SELECTED EXCERPT:
Receiving and transmitting at 1MHz

Hi @martywittrock,

Thanks for your response - regarding the bands, the LimeSuite Sink in GNU Radio defines the bands as BAND1 and BAND2, so BAND1 in this case is correct and refers to TXx_1.

I did manage to make some progress regarding transmission after reading through this forum post and messing around with the Modules->API calls menu in LimeSuite GUI (for some reason this option is not available in the Linux version). This helped me understand better how the internals of the LimeSDR work thus identify the problem. I’ll explain below in case anyone else runs into the same issue.

Essentially, although the LimeSDR’s continuous frequency range is 100kHz-3.8MHz, the local oscillator in the LimeSDR can only tune down to 30MHz. You can see this in the LimeSuite GUI in the SXR or SXT tab by trying to set the frequency to anything less than 30MHz. The GUI will respond with the following error message:

[20:35:04] ERROR: SetFrequencySXT(29 MHz) - required VCO frequency is out of range [3800-7714] MHz

So how do get down to low frequencies? By tuning the LO to 30MHz or thereabouts but then capturing a very large bandwidth - e.g. set the LO to 32MHz and the bandwidth to 64MHz, which allows you to capture everything from 0 all the way to 64MHz. This is all very well, but 64MHz bandwidth is huge and transferring that over the USB and processing it can be impractical. In order to get around that, the LimeSDR has a second digital mixing stage, powered by the NCO, which is used to convert the signals of interest up to 0Hz. After that, there is a digital filter and a second sampling stage and this is actually what gets sent to over the USB connection. The relationship between the two sample rates (the ADC sample rate and the digital baseband sample rate after the NCO) is set by the Oversample option i.e. ADC rate = sample rate x oversample. The same process occurs, but in reverse, for transmission.

Essentially (for RX), the block diagram looks like this:

RF Input -> RF Mixer -> Analogue filter -> ADC -> Digital Mixer using NCO -> Digital Filter -> Downsample -> USB

So in my case, the area of spectrum I’m interested in is the AM band from about 0.5-1.5MHz, with a centre at 1MHz. So here’s how I configure the LimeSuite Sink in GNU Radio:

  • Set the RF Frequency to 32MHz.
  • Set the sample rate to 2MHz, and the oversample to x32. This would result in an ADC sample rate of 64Msps, and thus with a centre frequency of 32MHz, capture everything from DC-64MHz.
  • In order to get my 1MHz to DC, we need an NCO frequency of -31MHz (that’s negative: target_freq - rf_freq or 1MHz-32Mhz = -31Mhz).
  • Because our RF bandwidth is 64MHz, the analogue filter bandwidth also needs to be at least this wide, otherwise our signals of interest will be filtered out.

WHAT NEEDS TO BE DONE:
Pick up the text on receiving and transmitting at 1MHz with the LimeSDR and continue it from its final sentence.

DATA:
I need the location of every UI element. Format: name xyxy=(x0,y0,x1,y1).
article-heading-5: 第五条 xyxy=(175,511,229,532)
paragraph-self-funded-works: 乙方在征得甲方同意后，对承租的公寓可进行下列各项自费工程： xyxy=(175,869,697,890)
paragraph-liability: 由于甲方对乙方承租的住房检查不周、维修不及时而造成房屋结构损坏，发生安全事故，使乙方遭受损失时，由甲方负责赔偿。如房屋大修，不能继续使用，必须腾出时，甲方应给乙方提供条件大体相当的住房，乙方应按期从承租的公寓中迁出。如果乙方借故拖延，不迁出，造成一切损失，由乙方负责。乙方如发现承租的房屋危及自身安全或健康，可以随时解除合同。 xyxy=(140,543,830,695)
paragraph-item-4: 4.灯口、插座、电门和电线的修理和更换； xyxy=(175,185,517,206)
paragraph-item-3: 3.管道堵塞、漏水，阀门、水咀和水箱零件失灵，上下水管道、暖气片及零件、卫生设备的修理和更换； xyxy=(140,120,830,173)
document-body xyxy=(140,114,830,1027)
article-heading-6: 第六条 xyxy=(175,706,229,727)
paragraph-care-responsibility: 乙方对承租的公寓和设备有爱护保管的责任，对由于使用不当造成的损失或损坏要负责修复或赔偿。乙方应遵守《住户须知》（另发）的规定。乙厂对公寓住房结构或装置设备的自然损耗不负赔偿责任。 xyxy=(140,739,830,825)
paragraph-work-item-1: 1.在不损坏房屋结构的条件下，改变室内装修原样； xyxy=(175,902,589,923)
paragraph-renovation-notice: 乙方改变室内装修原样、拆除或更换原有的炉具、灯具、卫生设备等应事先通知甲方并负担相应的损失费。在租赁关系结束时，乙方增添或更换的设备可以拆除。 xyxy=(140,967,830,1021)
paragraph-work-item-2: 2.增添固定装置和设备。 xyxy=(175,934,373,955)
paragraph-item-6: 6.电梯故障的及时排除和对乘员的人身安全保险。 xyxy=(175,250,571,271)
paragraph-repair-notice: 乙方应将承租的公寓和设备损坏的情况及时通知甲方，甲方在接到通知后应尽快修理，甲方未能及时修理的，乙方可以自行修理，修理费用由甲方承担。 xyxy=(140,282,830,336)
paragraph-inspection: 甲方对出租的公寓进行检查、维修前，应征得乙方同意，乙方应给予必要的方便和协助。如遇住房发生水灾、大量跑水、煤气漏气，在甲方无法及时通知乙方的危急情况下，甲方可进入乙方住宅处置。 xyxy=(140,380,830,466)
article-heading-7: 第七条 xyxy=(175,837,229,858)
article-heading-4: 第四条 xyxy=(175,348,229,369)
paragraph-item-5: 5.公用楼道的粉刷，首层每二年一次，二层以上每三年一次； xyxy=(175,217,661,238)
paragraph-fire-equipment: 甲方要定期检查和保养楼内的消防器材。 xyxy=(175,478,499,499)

EXERCISE RESPONSE:
  • The digital filter needs to be set to at most the sample rate (2MHz in this case).

Now, in GNU Radio I can finally transmit at 1MHz. For comparison, I used SDR Angel (configured in the same way above) to transmit a single tone at 1.825MHz and the output power was -12.6dBm with the gain cranked up to 70dB (the maximum in SDR Angel). So that’s not too far away from your own figure of -8.77dBm@1.825MHz, so I’m happy that the hardware is hopefully working fine.

Note: When dealing with low frequencies such as this, there is a lower limit on what the baseband sample rate can be. In the example above, it’s not possible to go below 2Msps for the baseband sample rate. Any lower than that and even at 30MHz LO and the highest oversample rate of 32x, you won’t have enough ADC bandwidth to capture the very low frequencies. This explains the error message [ERROR] Cannot achieve desired sample rate: rate too low that can sometimes occur when trying to configure the LimeSDR.

Now apparently, you don’t normally need to go to this much detail when setting up the LimeSDR as the driver should automatically take care of setting up the hardware correctly to achieve the desired sample rate and centre frequency. I don’t know why isn’t the case with the LimeSuite source/sink blocks in GNU Radio (I’m using LimeSuite v19.04.0-myriadrf1~bionic and the gr-limesuite module is compiled from the latest source, so should be up to date). I might look into it when I get some time. But at least now I can transmit at 1MHz (and hopefully receive as well once I apply the HF mod) and hopefully understand the LimeSDR better.

@martywittrock What program did you use to generate the output at 1.825MHz? Did you have to go through this detailed setup as well, or did you just dial in the desired frequency?